Annotationen der Seitenelemente
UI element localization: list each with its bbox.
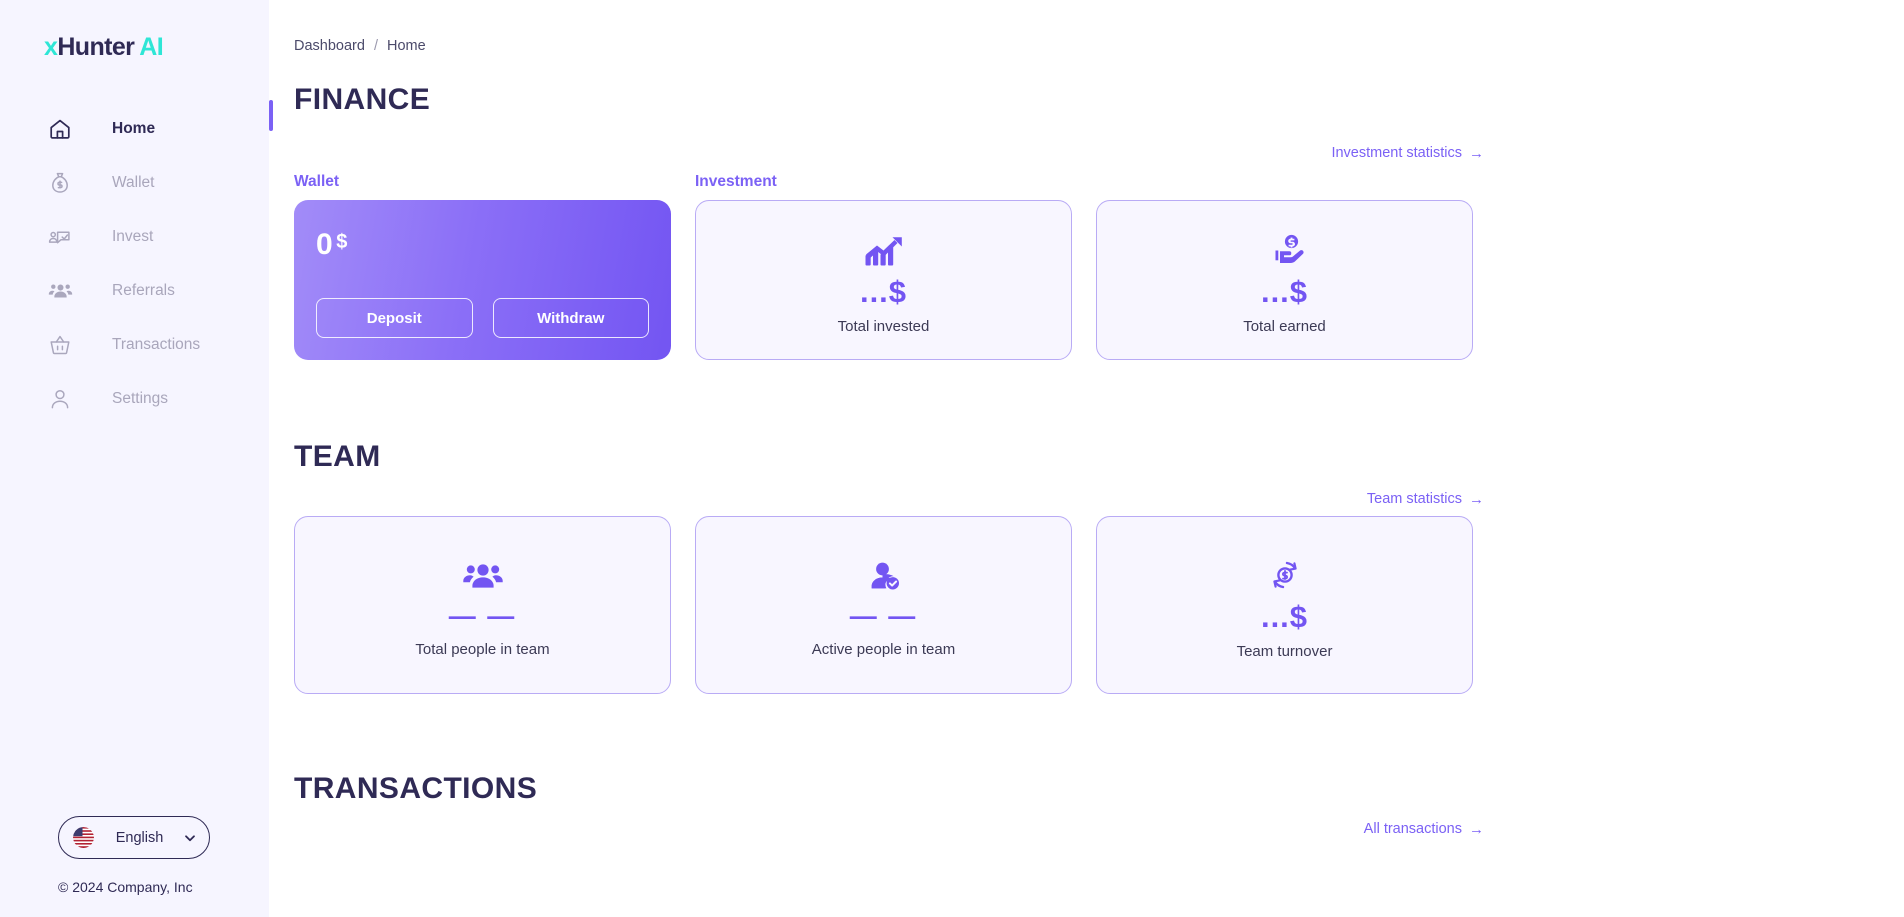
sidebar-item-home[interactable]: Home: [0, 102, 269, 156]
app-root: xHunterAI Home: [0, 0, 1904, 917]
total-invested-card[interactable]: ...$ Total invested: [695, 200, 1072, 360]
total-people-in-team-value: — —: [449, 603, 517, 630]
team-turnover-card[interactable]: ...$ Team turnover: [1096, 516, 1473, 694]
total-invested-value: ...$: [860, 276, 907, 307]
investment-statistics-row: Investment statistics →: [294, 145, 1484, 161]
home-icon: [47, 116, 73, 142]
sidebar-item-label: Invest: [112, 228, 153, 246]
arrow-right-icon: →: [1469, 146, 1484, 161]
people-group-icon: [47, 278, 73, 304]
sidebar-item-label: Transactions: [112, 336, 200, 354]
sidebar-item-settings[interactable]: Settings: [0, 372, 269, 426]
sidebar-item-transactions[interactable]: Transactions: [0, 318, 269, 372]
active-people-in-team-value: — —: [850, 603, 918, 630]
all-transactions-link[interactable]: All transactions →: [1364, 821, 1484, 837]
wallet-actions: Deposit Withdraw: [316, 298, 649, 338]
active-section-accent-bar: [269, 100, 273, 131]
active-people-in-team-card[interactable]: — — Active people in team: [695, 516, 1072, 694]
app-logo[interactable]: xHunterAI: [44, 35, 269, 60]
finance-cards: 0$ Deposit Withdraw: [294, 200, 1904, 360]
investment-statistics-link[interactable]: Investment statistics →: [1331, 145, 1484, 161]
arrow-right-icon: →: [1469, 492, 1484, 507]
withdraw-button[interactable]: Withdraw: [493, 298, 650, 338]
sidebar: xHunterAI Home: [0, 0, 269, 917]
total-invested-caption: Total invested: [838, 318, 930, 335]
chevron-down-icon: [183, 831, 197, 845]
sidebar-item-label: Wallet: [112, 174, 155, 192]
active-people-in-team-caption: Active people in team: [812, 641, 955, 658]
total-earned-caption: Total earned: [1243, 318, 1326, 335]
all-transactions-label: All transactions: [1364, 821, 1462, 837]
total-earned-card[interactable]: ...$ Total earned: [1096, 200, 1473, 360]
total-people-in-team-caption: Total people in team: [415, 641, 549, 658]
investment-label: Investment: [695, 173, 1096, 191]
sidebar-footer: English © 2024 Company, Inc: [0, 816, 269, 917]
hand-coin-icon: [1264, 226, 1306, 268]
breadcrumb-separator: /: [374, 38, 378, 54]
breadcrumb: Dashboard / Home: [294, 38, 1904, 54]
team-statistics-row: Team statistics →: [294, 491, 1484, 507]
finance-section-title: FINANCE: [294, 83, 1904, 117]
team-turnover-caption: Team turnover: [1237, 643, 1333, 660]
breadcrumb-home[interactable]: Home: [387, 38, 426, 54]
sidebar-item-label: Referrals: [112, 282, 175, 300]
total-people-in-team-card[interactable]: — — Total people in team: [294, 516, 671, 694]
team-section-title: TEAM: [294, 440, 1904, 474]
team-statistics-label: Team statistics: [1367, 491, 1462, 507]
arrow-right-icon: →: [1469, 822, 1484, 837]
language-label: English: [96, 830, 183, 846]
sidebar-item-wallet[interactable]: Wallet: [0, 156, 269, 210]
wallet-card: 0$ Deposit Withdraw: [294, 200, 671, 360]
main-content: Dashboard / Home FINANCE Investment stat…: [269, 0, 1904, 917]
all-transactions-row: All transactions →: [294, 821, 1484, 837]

## Gestellte Aufgabe:
Schreibe die gesamten Daten oben Zeile für Zeile unverändert ab. Lass dabei die Verweise auf Bilder weg.

## Lösung der Aufgabe:
UI element localization: list each with its bbox.
sidebar-item-home[interactable]: Home: [0, 102, 269, 156]
app-root: xHunterAI Home: [0, 0, 1904, 917]
total-invested-card[interactable]: ...$ Total invested: [695, 200, 1072, 360]
total-people-in-team-value: — —: [449, 603, 517, 630]
team-turnover-card[interactable]: ...$ Team turnover: [1096, 516, 1473, 694]
total-invested-value: ...$: [860, 276, 907, 307]
investment-statistics-row: Investment statistics →: [294, 145, 1484, 161]
home-icon: [47, 116, 73, 142]
sidebar-item-label: Invest: [112, 228, 153, 246]
arrow-right-icon: →: [1469, 146, 1484, 161]
people-group-icon: [47, 278, 73, 304]
sidebar-item-label: Transactions: [112, 336, 200, 354]
sidebar-item-settings[interactable]: Settings: [0, 372, 269, 426]
sidebar-item-transactions[interactable]: Transactions: [0, 318, 269, 372]
active-people-in-team-value: — —: [850, 603, 918, 630]
all-transactions-link[interactable]: All transactions →: [1364, 821, 1484, 837]
wallet-actions: Deposit Withdraw: [316, 298, 649, 338]
active-section-accent-bar: [269, 100, 273, 131]
active-people-in-team-card[interactable]: — — Active people in team: [695, 516, 1072, 694]
app-logo[interactable]: xHunterAI: [44, 35, 269, 60]
finance-cards: 0$ Deposit Withdraw: [294, 200, 1904, 360]
investment-statistics-link[interactable]: Investment statistics →: [1331, 145, 1484, 161]
arrow-right-icon: →: [1469, 492, 1484, 507]
withdraw-button[interactable]: Withdraw: [493, 298, 650, 338]
sidebar: xHunterAI Home: [0, 0, 269, 917]
total-invested-caption: Total invested: [838, 318, 930, 335]
chevron-down-icon: [183, 831, 197, 845]
sidebar-item-label: Wallet: [112, 174, 155, 192]
active-people-in-team-caption: Active people in team: [812, 641, 955, 658]
total-earned-caption: Total earned: [1243, 318, 1326, 335]
all-transactions-label: All transactions: [1364, 821, 1462, 837]
total-earned-card[interactable]: ...$ Total earned: [1096, 200, 1473, 360]
total-people-in-team-caption: Total people in team: [415, 641, 549, 658]
investment-label: Investment: [695, 173, 1096, 191]
sidebar-footer: English © 2024 Company, Inc: [0, 816, 269, 917]
hand-coin-icon: [1264, 226, 1306, 268]
breadcrumb-separator: /: [374, 38, 378, 54]
breadcrumb: Dashboard / Home: [294, 38, 1904, 54]
team-statistics-row: Team statistics →: [294, 491, 1484, 507]
finance-section-title: FINANCE: [294, 83, 1904, 117]
team-turnover-caption: Team turnover: [1237, 643, 1333, 660]
breadcrumb-home[interactable]: Home: [387, 38, 426, 54]
sidebar-item-label: Referrals: [112, 282, 175, 300]
total-people-in-team-card[interactable]: — — Total people in team: [294, 516, 671, 694]
team-section-title: TEAM: [294, 440, 1904, 474]
team-statistics-label: Team statistics: [1367, 491, 1462, 507]
arrow-right-icon: →: [1469, 822, 1484, 837]
language-label: English: [96, 830, 183, 846]
sidebar-item-wallet[interactable]: Wallet: [0, 156, 269, 210]
wallet-card: 0$ Deposit Withdraw: [294, 200, 671, 360]
main-content: Dashboard / Home FINANCE Investment stat…: [269, 0, 1904, 917]
all-transactions-row: All transactions →: [294, 821, 1484, 837]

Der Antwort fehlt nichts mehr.